§ **Records provided**
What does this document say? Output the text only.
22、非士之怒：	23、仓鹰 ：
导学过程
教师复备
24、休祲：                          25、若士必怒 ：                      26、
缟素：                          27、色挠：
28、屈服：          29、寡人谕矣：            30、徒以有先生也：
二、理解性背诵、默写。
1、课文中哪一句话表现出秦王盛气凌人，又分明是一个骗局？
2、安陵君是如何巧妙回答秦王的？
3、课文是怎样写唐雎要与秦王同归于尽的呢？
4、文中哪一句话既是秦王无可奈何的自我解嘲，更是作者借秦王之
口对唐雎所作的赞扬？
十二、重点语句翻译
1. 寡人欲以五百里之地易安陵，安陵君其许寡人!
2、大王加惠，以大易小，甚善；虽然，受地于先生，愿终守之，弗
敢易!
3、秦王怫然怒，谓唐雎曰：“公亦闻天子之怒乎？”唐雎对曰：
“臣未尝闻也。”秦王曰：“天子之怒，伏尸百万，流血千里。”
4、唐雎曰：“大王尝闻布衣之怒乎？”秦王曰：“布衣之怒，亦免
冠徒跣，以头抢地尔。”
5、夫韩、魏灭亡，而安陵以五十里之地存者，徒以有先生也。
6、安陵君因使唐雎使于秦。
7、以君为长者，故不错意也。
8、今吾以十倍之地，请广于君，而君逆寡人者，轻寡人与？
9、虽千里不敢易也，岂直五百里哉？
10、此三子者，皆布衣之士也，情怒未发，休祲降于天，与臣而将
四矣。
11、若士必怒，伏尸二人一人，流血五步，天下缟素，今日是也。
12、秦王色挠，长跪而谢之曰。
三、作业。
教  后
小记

§ **What the task asks**
Transcribe all lines as written.

§ **The solution**
What does this document say? Output the text only.
22、非士之怒：	23、仓鹰 ：
导学过程
教师复备
24、休祲：                          25、若士必怒 ：                      26、
缟素：                          27、色挠：
28、屈服：          29、寡人谕矣：            30、徒以有先生也：
二、理解性背诵、默写。
1、课文中哪一句话表现出秦王盛气凌人，又分明是一个骗局？
2、安陵君是如何巧妙回答秦王的？
3、课文是怎样写唐雎要与秦王同归于尽的呢？
4、文中哪一句话既是秦王无可奈何的自我解嘲，更是作者借秦王之
口对唐雎所作的赞扬？
十二、重点语句翻译
1. 寡人欲以五百里之地易安陵，安陵君其许寡人!
2、大王加惠，以大易小，甚善；虽然，受地于先生，愿终守之，弗
敢易!
3、秦王怫然怒，谓唐雎曰：“公亦闻天子之怒乎？”唐雎对曰：
“臣未尝闻也。”秦王曰：“天子之怒，伏尸百万，流血千里。”
4、唐雎曰：“大王尝闻布衣之怒乎？”秦王曰：“布衣之怒，亦免
冠徒跣，以头抢地尔。”
5、夫韩、魏灭亡，而安陵以五十里之地存者，徒以有先生也。
6、安陵君因使唐雎使于秦。
7、以君为长者，故不错意也。
8、今吾以十倍之地，请广于君，而君逆寡人者，轻寡人与？
9、虽千里不敢易也，岂直五百里哉？
10、此三子者，皆布衣之士也，情怒未发，休祲降于天，与臣而将
四矣。
11、若士必怒，伏尸二人一人，流血五步，天下缟素，今日是也。
12、秦王色挠，长跪而谢之曰。
三、作业。
教  后
小记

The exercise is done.